◆ EXERCISE INPUTS:
=-=-=

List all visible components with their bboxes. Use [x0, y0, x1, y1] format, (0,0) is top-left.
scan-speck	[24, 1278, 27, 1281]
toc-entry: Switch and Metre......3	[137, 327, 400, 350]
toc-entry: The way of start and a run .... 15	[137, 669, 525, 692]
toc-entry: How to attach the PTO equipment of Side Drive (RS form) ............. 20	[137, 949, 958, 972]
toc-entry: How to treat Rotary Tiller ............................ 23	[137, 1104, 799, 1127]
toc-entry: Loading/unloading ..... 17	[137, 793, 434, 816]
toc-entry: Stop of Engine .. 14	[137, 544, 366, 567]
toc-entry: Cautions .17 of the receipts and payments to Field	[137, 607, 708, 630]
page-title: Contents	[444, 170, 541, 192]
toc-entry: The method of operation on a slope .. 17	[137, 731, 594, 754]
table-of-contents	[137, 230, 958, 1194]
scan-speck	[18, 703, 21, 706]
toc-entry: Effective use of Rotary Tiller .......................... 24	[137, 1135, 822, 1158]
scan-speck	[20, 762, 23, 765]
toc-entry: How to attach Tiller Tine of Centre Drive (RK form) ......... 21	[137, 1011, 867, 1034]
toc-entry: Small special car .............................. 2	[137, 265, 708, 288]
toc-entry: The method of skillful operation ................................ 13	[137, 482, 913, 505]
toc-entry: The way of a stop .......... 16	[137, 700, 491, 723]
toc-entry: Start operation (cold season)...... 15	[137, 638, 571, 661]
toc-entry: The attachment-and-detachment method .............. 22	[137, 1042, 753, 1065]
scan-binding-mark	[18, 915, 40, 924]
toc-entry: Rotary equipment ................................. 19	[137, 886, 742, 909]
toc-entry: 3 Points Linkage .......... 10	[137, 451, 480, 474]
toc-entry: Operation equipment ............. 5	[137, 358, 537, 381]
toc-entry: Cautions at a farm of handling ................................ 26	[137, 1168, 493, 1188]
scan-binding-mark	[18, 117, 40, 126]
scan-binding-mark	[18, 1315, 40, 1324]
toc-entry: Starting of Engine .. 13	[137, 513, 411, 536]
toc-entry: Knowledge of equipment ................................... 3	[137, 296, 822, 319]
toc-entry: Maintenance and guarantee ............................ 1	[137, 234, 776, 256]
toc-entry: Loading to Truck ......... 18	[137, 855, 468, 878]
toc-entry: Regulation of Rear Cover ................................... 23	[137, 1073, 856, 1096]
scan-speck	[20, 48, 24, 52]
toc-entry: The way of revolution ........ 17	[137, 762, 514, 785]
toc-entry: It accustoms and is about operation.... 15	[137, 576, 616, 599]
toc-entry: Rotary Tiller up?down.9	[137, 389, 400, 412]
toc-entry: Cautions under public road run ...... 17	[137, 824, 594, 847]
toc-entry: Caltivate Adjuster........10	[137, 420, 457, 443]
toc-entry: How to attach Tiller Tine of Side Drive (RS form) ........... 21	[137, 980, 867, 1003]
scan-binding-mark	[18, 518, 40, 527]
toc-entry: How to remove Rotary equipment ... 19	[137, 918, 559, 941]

=-=-=

◆ STATED PROBLEM:
Copy out the lines above, from the very first one through the line containing "toc-entry: Operation equipment", including both.

◆ RESULT FOR THIS TASK:
List all visible components with their bboxes. Use [x0, y0, x1, y1] format, (0,0) is top-left.
scan-speck	[24, 1278, 27, 1281]
toc-entry: Switch and Metre......3	[137, 327, 400, 350]
toc-entry: The way of start and a run .... 15	[137, 669, 525, 692]
toc-entry: How to attach the PTO equipment of Side Drive (RS form) ............. 20	[137, 949, 958, 972]
toc-entry: How to treat Rotary Tiller ............................ 23	[137, 1104, 799, 1127]
toc-entry: Loading/unloading ..... 17	[137, 793, 434, 816]
toc-entry: Stop of Engine .. 14	[137, 544, 366, 567]
toc-entry: Cautions .17 of the receipts and payments to Field	[137, 607, 708, 630]
page-title: Contents	[444, 170, 541, 192]
toc-entry: The method of operation on a slope .. 17	[137, 731, 594, 754]
table-of-contents	[137, 230, 958, 1194]
scan-speck	[18, 703, 21, 706]
toc-entry: Effective use of Rotary Tiller .......................... 24	[137, 1135, 822, 1158]
scan-speck	[20, 762, 23, 765]
toc-entry: How to attach Tiller Tine of Centre Drive (RK form) ......... 21	[137, 1011, 867, 1034]
toc-entry: Small special car .............................. 2	[137, 265, 708, 288]
toc-entry: The method of skillful operation ................................ 13	[137, 482, 913, 505]
toc-entry: The way of a stop .......... 16	[137, 700, 491, 723]
toc-entry: Start operation (cold season)...... 15	[137, 638, 571, 661]
toc-entry: The attachment-and-detachment method .............. 22	[137, 1042, 753, 1065]
scan-binding-mark	[18, 915, 40, 924]
toc-entry: Rotary equipment ................................. 19	[137, 886, 742, 909]
toc-entry: 3 Points Linkage .......... 10	[137, 451, 480, 474]
toc-entry: Operation equipment ............. 5	[137, 358, 537, 381]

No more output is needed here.